Records about charts and figures:
## Begin

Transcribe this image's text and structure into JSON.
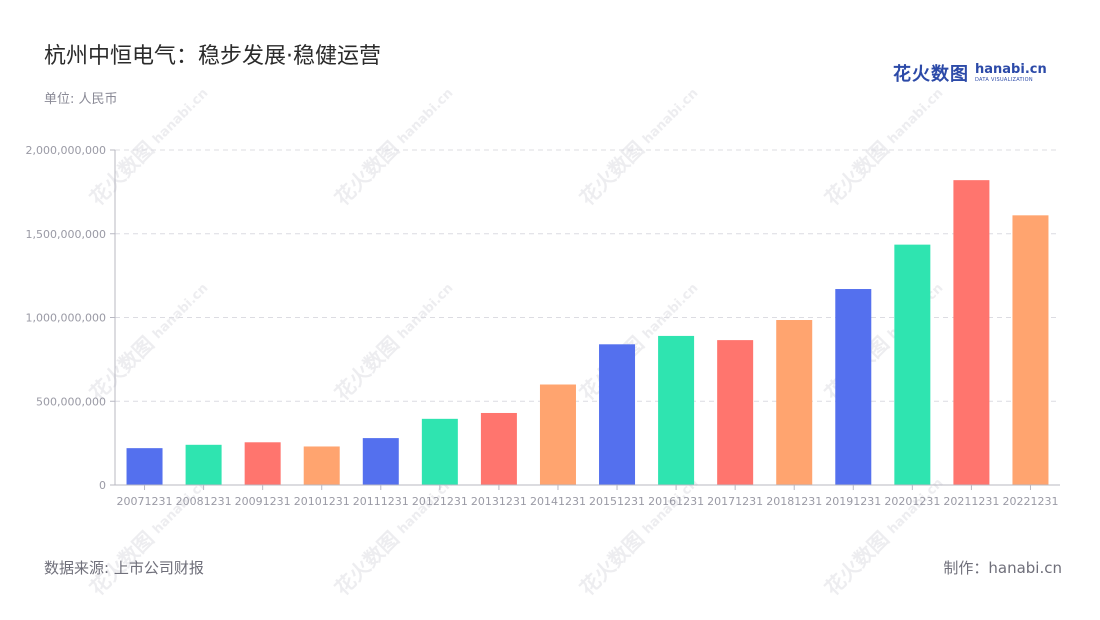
{
  "header": {
    "title": "杭州中恒电气：稳步发展·稳健运营",
    "unit": "单位: 人民币"
  },
  "footer": {
    "source": "数据来源: 上市公司财报",
    "maker": "制作：hanabi.cn"
  },
  "logo": {
    "cn": "花火数图",
    "en": "hanabi.cn",
    "sub": "DATA VISUALIZATION"
  },
  "watermark": {
    "cn": "花火数图",
    "en": "hanabi.cn"
  },
  "colors": {
    "blue": "#5470ee",
    "green": "#2fe4b0",
    "red": "#ff756e",
    "orange": "#ffa46f",
    "grid": "#dcdce2",
    "axis": "#b8b8c2"
  },
  "chart_data": {
    "type": "bar",
    "categories": [
      "20071231",
      "20081231",
      "20091231",
      "20101231",
      "20111231",
      "20121231",
      "20131231",
      "20141231",
      "20151231",
      "20161231",
      "20171231",
      "20181231",
      "20191231",
      "20201231",
      "20211231",
      "20221231"
    ],
    "values": [
      220000000,
      240000000,
      255000000,
      230000000,
      280000000,
      395000000,
      430000000,
      600000000,
      840000000,
      890000000,
      865000000,
      985000000,
      1170000000,
      1435000000,
      1820000000,
      1610000000
    ],
    "bar_colors": [
      "#5470ee",
      "#2fe4b0",
      "#ff756e",
      "#ffa46f",
      "#5470ee",
      "#2fe4b0",
      "#ff756e",
      "#ffa46f",
      "#5470ee",
      "#2fe4b0",
      "#ff756e",
      "#ffa46f",
      "#5470ee",
      "#2fe4b0",
      "#ff756e",
      "#ffa46f"
    ],
    "ylim": [
      0,
      2000000000
    ],
    "yticks": [
      0,
      500000000,
      1000000000,
      1500000000,
      2000000000
    ],
    "ytick_labels": [
      "0",
      "500,000,000",
      "1,000,000,000",
      "1,500,000,000",
      "2,000,000,000"
    ],
    "grid": true,
    "title": "",
    "xlabel": "",
    "ylabel": ""
  }
}
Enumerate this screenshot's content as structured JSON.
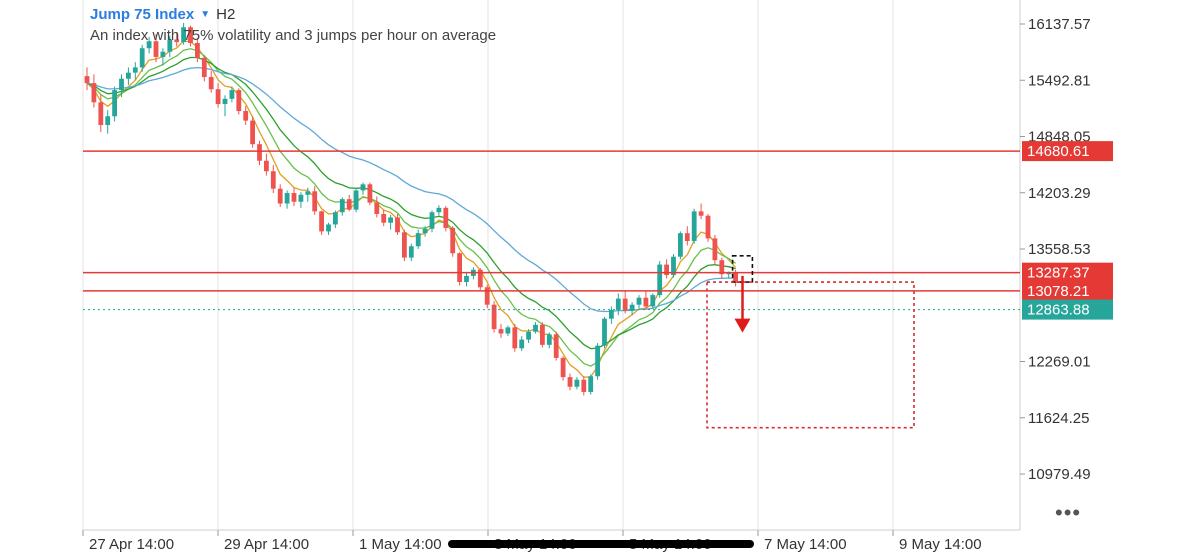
{
  "header": {
    "symbol": "Jump 75 Index",
    "timeframe": "H2",
    "description": "An index with 75% volatility and 3 jumps per hour on average",
    "dropdown_icon": "caret-down-icon"
  },
  "more_label": "•••",
  "colors": {
    "bull": "#26a69a",
    "bear": "#ef5350",
    "ma_green": "#2ca02c",
    "ma_lightgreen": "#66c24a",
    "ma_orange": "#e0a020",
    "ma_blue": "#5fa8d8",
    "level": "#e53935",
    "current": "#26a69a",
    "axis_text": "#333333",
    "grid": "#e3e3e3"
  },
  "chart_data": {
    "type": "candlestick",
    "price_axis": [
      "16137.57",
      "15492.81",
      "14848.05",
      "14203.29",
      "13558.53",
      "12269.01",
      "11624.25",
      "10979.49"
    ],
    "price_axis_values": [
      16137.57,
      15492.81,
      14848.05,
      14203.29,
      13558.53,
      12269.01,
      11624.25,
      10979.49
    ],
    "time_axis": [
      "27 Apr 14:00",
      "29 Apr 14:00",
      "1 May 14:00",
      "3 May 14:00",
      "5 May 14:00",
      "7 May 14:00",
      "9 May 14:00"
    ],
    "levels": [
      {
        "value": 14680.61,
        "label": "14680.61",
        "style": "solid"
      },
      {
        "value": 13287.37,
        "label": "13287.37",
        "style": "solid"
      },
      {
        "value": 13078.21,
        "label": "13078.21",
        "style": "solid"
      }
    ],
    "current_price": {
      "value": 12863.88,
      "label": "12863.88"
    },
    "ohlc": [
      [
        15540,
        15640,
        15380,
        15460
      ],
      [
        15460,
        15560,
        15180,
        15240
      ],
      [
        15240,
        15330,
        14900,
        14980
      ],
      [
        14980,
        15150,
        14880,
        15080
      ],
      [
        15080,
        15420,
        15020,
        15380
      ],
      [
        15380,
        15560,
        15300,
        15510
      ],
      [
        15510,
        15640,
        15440,
        15580
      ],
      [
        15580,
        15700,
        15500,
        15640
      ],
      [
        15640,
        15900,
        15590,
        15860
      ],
      [
        15860,
        15990,
        15800,
        15940
      ],
      [
        15940,
        16020,
        15700,
        15760
      ],
      [
        15760,
        15860,
        15660,
        15820
      ],
      [
        15820,
        16000,
        15760,
        15960
      ],
      [
        15960,
        16030,
        15880,
        15930
      ],
      [
        15930,
        16150,
        15900,
        16100
      ],
      [
        16100,
        16120,
        15880,
        15920
      ],
      [
        15920,
        15980,
        15700,
        15750
      ],
      [
        15750,
        15780,
        15480,
        15530
      ],
      [
        15530,
        15600,
        15350,
        15390
      ],
      [
        15390,
        15460,
        15180,
        15220
      ],
      [
        15220,
        15320,
        15080,
        15280
      ],
      [
        15280,
        15420,
        15240,
        15380
      ],
      [
        15380,
        15400,
        15100,
        15140
      ],
      [
        15140,
        15200,
        14980,
        15030
      ],
      [
        15030,
        15080,
        14720,
        14760
      ],
      [
        14760,
        14800,
        14520,
        14570
      ],
      [
        14570,
        14650,
        14400,
        14450
      ],
      [
        14450,
        14520,
        14200,
        14250
      ],
      [
        14250,
        14300,
        14040,
        14080
      ],
      [
        14080,
        14230,
        14020,
        14200
      ],
      [
        14200,
        14260,
        14050,
        14100
      ],
      [
        14100,
        14210,
        14030,
        14180
      ],
      [
        14180,
        14260,
        14100,
        14220
      ],
      [
        14220,
        14280,
        13950,
        13990
      ],
      [
        13990,
        14000,
        13720,
        13760
      ],
      [
        13760,
        13860,
        13720,
        13840
      ],
      [
        13840,
        14000,
        13800,
        13980
      ],
      [
        13980,
        14150,
        13940,
        14130
      ],
      [
        14130,
        14180,
        13990,
        14010
      ],
      [
        14010,
        14260,
        13980,
        14230
      ],
      [
        14230,
        14320,
        14180,
        14300
      ],
      [
        14300,
        14320,
        14060,
        14090
      ],
      [
        14090,
        14160,
        13920,
        13960
      ],
      [
        13960,
        14010,
        13820,
        13860
      ],
      [
        13860,
        13950,
        13780,
        13920
      ],
      [
        13920,
        13960,
        13720,
        13750
      ],
      [
        13750,
        13780,
        13420,
        13460
      ],
      [
        13460,
        13620,
        13420,
        13590
      ],
      [
        13590,
        13780,
        13560,
        13740
      ],
      [
        13740,
        13820,
        13700,
        13790
      ],
      [
        13790,
        14000,
        13750,
        13980
      ],
      [
        13980,
        14060,
        13940,
        14030
      ],
      [
        14030,
        14050,
        13760,
        13800
      ],
      [
        13800,
        13820,
        13470,
        13510
      ],
      [
        13510,
        13520,
        13140,
        13180
      ],
      [
        13180,
        13280,
        13130,
        13250
      ],
      [
        13250,
        13350,
        13210,
        13320
      ],
      [
        13320,
        13340,
        13090,
        13120
      ],
      [
        13120,
        13150,
        12880,
        12920
      ],
      [
        12920,
        12960,
        12600,
        12640
      ],
      [
        12640,
        12700,
        12540,
        12590
      ],
      [
        12590,
        12680,
        12560,
        12660
      ],
      [
        12660,
        12700,
        12380,
        12420
      ],
      [
        12420,
        12560,
        12390,
        12520
      ],
      [
        12520,
        12640,
        12480,
        12610
      ],
      [
        12610,
        12720,
        12590,
        12690
      ],
      [
        12690,
        12720,
        12430,
        12460
      ],
      [
        12460,
        12600,
        12420,
        12580
      ],
      [
        12580,
        12610,
        12280,
        12310
      ],
      [
        12310,
        12330,
        12050,
        12090
      ],
      [
        12090,
        12130,
        11940,
        11980
      ],
      [
        11980,
        12090,
        11950,
        12060
      ],
      [
        12060,
        12100,
        11880,
        11920
      ],
      [
        11920,
        12120,
        11890,
        12100
      ],
      [
        12100,
        12480,
        12060,
        12450
      ],
      [
        12450,
        12780,
        12420,
        12760
      ],
      [
        12760,
        12900,
        12700,
        12860
      ],
      [
        12860,
        13050,
        12800,
        12990
      ],
      [
        12990,
        13080,
        12820,
        12850
      ],
      [
        12850,
        12950,
        12800,
        12920
      ],
      [
        12920,
        13030,
        12880,
        13000
      ],
      [
        13000,
        13080,
        12880,
        12900
      ],
      [
        12900,
        13050,
        12870,
        13030
      ],
      [
        13030,
        13420,
        13000,
        13380
      ],
      [
        13380,
        13440,
        13220,
        13260
      ],
      [
        13260,
        13500,
        13230,
        13470
      ],
      [
        13470,
        13760,
        13440,
        13740
      ],
      [
        13740,
        13820,
        13600,
        13650
      ],
      [
        13650,
        14020,
        13620,
        13990
      ],
      [
        13990,
        14080,
        13900,
        13940
      ],
      [
        13940,
        13960,
        13640,
        13680
      ],
      [
        13680,
        13720,
        13380,
        13430
      ],
      [
        13430,
        13460,
        13220,
        13270
      ],
      [
        13270,
        13300,
        13220,
        13290
      ],
      [
        13290,
        13320,
        13130,
        13170
      ]
    ],
    "ma_spans": [
      5,
      9,
      15,
      30
    ],
    "annotations": {
      "entry_box": {
        "start_candle": 94,
        "end_candle": 96,
        "high": 13480,
        "low": 13180,
        "style": "dashed-black"
      },
      "arrow": {
        "candle": 95,
        "from": 13250,
        "to": 12600,
        "direction": "down"
      },
      "target_box": {
        "start_candle": 90,
        "end_candle": 120,
        "high": 13180,
        "low": 11510,
        "style": "dotted-red"
      }
    }
  }
}
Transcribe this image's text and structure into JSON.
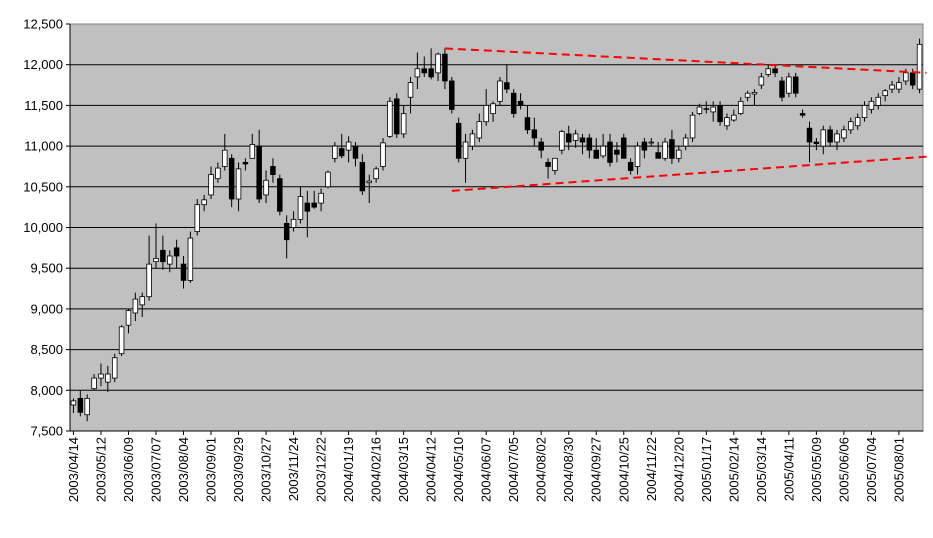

## End

Exercise prompt: Where a line holds "hanabi", copy it out.

Full answer:
    "maker": "制作：hanabi.cn"
    "en": "hanabi.cn",
    "en": "hanabi.cn"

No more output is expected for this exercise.